Given records —

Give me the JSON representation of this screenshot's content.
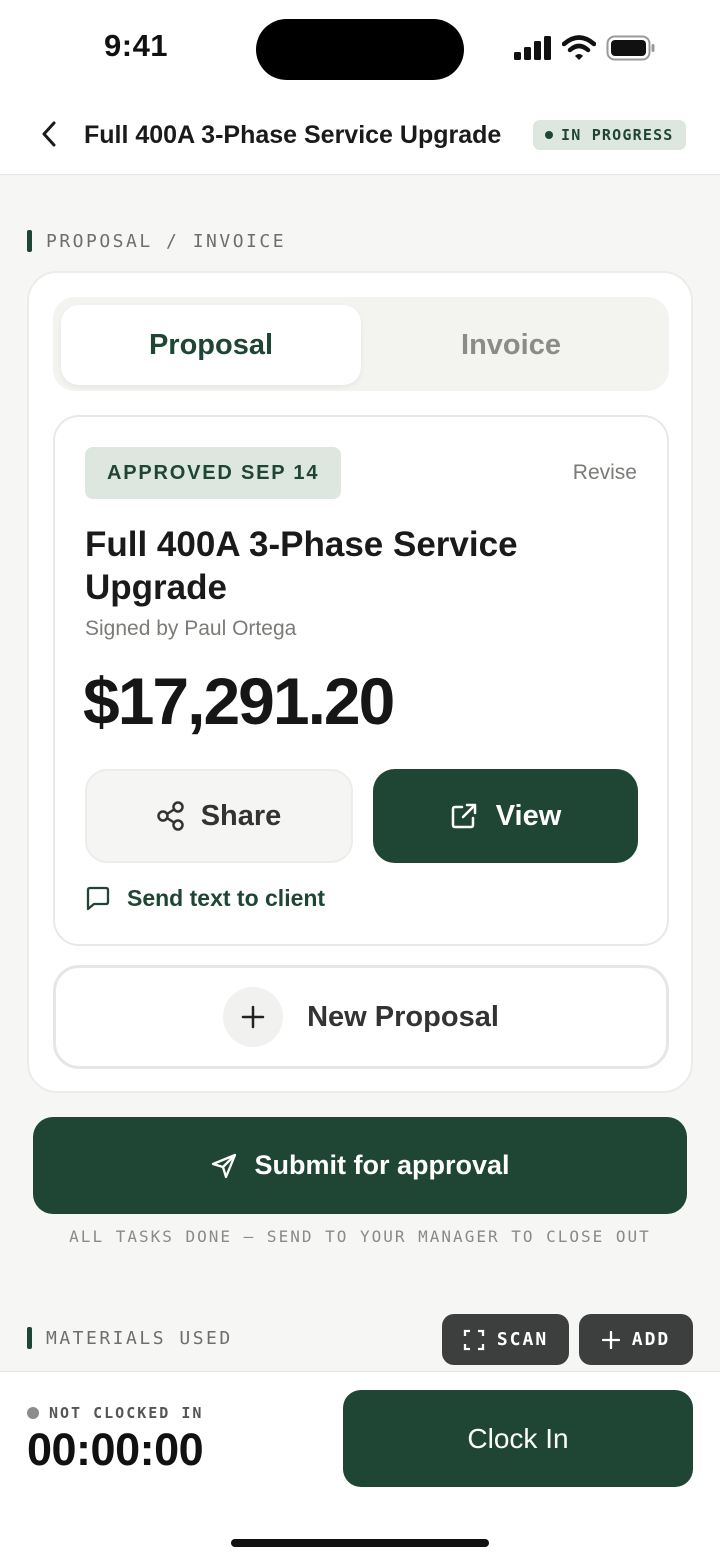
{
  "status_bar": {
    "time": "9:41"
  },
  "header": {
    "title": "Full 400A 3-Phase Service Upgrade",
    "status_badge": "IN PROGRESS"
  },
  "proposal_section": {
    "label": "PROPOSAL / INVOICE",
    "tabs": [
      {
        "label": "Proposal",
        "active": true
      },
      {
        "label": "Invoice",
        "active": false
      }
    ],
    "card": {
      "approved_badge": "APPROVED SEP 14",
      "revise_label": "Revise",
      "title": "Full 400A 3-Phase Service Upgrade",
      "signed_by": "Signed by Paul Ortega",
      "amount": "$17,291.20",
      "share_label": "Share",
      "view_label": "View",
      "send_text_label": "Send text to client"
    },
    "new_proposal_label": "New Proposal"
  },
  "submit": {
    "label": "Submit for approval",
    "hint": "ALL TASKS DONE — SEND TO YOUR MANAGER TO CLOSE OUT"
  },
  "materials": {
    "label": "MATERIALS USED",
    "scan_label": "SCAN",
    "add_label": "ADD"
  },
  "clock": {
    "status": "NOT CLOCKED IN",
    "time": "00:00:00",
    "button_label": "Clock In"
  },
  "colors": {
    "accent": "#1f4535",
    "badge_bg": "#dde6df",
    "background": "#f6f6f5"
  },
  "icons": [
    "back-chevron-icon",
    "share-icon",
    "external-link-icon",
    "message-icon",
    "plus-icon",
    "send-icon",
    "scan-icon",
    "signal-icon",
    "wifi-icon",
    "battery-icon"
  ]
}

Exercise description —
Give back the whole listing as it stands, minus its pictures.

Task result —
Give me the JSON representation of this screenshot's content.
{
  "status_bar": {
    "time": "9:41"
  },
  "header": {
    "title": "Full 400A 3-Phase Service Upgrade",
    "status_badge": "IN PROGRESS"
  },
  "proposal_section": {
    "label": "PROPOSAL / INVOICE",
    "tabs": [
      {
        "label": "Proposal",
        "active": true
      },
      {
        "label": "Invoice",
        "active": false
      }
    ],
    "card": {
      "approved_badge": "APPROVED SEP 14",
      "revise_label": "Revise",
      "title": "Full 400A 3-Phase Service Upgrade",
      "signed_by": "Signed by Paul Ortega",
      "amount": "$17,291.20",
      "share_label": "Share",
      "view_label": "View",
      "send_text_label": "Send text to client"
    },
    "new_proposal_label": "New Proposal"
  },
  "submit": {
    "label": "Submit for approval",
    "hint": "ALL TASKS DONE — SEND TO YOUR MANAGER TO CLOSE OUT"
  },
  "materials": {
    "label": "MATERIALS USED",
    "scan_label": "SCAN",
    "add_label": "ADD"
  },
  "clock": {
    "status": "NOT CLOCKED IN",
    "time": "00:00:00",
    "button_label": "Clock In"
  },
  "colors": {
    "accent": "#1f4535",
    "badge_bg": "#dde6df",
    "background": "#f6f6f5"
  },
  "icons": [
    "back-chevron-icon",
    "share-icon",
    "external-link-icon",
    "message-icon",
    "plus-icon",
    "send-icon",
    "scan-icon",
    "signal-icon",
    "wifi-icon",
    "battery-icon"
  ]
}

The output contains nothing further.